Return each line of the material verbatim.

**Lines of data:**
++++++++++++++++++++

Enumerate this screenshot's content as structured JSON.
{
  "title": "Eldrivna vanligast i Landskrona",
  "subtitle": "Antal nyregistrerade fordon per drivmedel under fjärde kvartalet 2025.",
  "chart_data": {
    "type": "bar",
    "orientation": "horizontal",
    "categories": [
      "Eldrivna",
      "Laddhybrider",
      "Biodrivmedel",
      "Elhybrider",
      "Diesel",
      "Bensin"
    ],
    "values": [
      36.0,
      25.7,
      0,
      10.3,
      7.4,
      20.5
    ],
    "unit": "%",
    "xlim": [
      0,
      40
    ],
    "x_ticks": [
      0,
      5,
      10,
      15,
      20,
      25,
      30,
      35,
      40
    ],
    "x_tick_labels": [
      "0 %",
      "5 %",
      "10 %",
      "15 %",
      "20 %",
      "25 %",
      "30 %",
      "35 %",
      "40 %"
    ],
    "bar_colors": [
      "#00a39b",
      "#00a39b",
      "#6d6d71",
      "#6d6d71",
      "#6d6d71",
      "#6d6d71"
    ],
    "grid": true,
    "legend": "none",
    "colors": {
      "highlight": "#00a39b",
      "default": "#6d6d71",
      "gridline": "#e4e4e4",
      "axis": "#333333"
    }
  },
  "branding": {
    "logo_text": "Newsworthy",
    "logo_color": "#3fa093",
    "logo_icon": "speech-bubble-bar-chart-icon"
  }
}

++++++++++++++++++++

**ANSWER TO THE PROBLEM:**
Enumerate this screenshot's content as structured JSON.
{
  "title": "Eldrivna vanligast i Landskrona",
  "subtitle": "Antal nyregistrerade fordon per drivmedel under fjärde kvartalet 2025.",
  "chart_data": {
    "type": "bar",
    "orientation": "horizontal",
    "categories": [
      "Eldrivna",
      "Laddhybrider",
      "Biodrivmedel",
      "Elhybrider",
      "Diesel",
      "Bensin"
    ],
    "values": [
      36.0,
      25.7,
      0,
      10.3,
      7.4,
      20.5
    ],
    "unit": "%",
    "xlim": [
      0,
      40
    ],
    "x_ticks": [
      0,
      5,
      10,
      15,
      20,
      25,
      30,
      35,
      40
    ],
    "x_tick_labels": [
      "0 %",
      "5 %",
      "10 %",
      "15 %",
      "20 %",
      "25 %",
      "30 %",
      "35 %",
      "40 %"
    ],
    "bar_colors": [
      "#00a39b",
      "#00a39b",
      "#6d6d71",
      "#6d6d71",
      "#6d6d71",
      "#6d6d71"
    ],
    "grid": true,
    "legend": "none",
    "colors": {
      "highlight": "#00a39b",
      "default": "#6d6d71",
      "gridline": "#e4e4e4",
      "axis": "#333333"
    }
  },
  "branding": {
    "logo_text": "Newsworthy",
    "logo_color": "#3fa093",
    "logo_icon": "speech-bubble-bar-chart-icon"
  }
}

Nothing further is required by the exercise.